**Provided entries:**
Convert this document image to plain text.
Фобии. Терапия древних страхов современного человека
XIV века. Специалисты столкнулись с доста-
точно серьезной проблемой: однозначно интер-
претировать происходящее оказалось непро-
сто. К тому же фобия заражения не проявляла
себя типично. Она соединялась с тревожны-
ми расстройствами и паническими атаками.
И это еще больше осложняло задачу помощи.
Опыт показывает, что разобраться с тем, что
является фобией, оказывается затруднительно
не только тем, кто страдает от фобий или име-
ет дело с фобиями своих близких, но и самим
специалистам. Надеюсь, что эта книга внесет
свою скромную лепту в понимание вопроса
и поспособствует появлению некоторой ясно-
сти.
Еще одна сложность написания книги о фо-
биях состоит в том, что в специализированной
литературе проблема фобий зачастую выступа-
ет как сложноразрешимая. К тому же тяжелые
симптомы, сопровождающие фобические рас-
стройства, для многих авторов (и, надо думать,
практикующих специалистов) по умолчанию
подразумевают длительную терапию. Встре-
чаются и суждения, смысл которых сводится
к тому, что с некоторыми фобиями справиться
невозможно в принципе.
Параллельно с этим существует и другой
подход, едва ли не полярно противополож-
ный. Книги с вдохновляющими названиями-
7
==
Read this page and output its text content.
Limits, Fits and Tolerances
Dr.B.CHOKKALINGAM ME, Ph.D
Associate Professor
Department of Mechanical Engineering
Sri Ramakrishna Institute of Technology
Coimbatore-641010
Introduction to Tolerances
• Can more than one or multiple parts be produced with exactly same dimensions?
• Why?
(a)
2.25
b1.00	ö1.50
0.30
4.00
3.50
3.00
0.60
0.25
* * *
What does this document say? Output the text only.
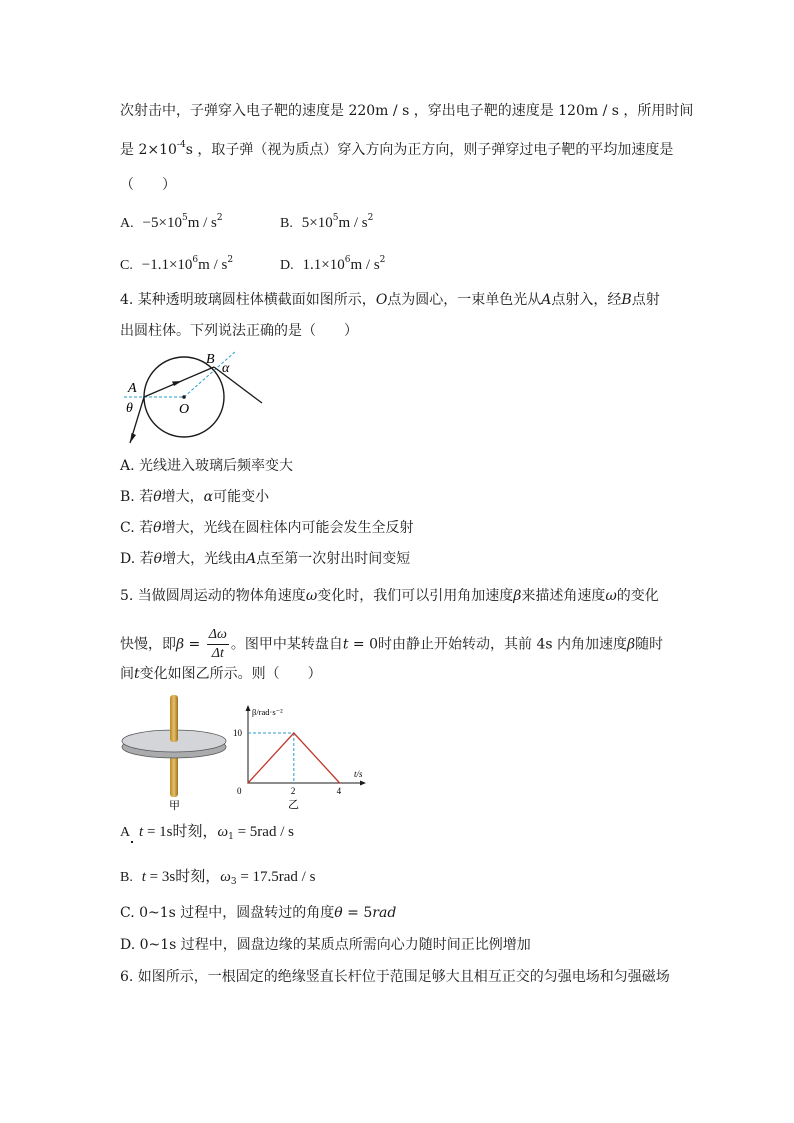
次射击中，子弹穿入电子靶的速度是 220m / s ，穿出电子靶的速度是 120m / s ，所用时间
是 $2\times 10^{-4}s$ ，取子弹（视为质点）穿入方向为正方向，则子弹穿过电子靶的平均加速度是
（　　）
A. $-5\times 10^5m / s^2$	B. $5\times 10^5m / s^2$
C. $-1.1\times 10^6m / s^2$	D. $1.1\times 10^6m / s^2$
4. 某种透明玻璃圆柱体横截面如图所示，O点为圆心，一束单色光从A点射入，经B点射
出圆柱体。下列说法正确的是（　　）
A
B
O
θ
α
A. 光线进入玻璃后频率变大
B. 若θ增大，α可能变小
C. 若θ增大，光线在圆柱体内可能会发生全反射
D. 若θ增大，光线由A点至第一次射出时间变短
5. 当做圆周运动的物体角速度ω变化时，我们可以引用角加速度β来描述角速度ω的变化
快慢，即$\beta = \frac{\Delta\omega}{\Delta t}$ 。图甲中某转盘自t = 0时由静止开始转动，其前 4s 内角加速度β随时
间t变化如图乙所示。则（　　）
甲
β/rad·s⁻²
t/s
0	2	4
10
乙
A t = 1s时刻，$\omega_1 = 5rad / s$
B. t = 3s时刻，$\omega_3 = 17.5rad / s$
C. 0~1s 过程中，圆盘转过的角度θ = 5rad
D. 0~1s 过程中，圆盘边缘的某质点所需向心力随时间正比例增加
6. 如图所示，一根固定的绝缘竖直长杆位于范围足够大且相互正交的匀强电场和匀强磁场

**Work to be completed:**
Wherever the string "Tolerances" appears in the entries above, list that line.

**Exercise result:**
Limits, Fits and Tolerances
Introduction to Tolerances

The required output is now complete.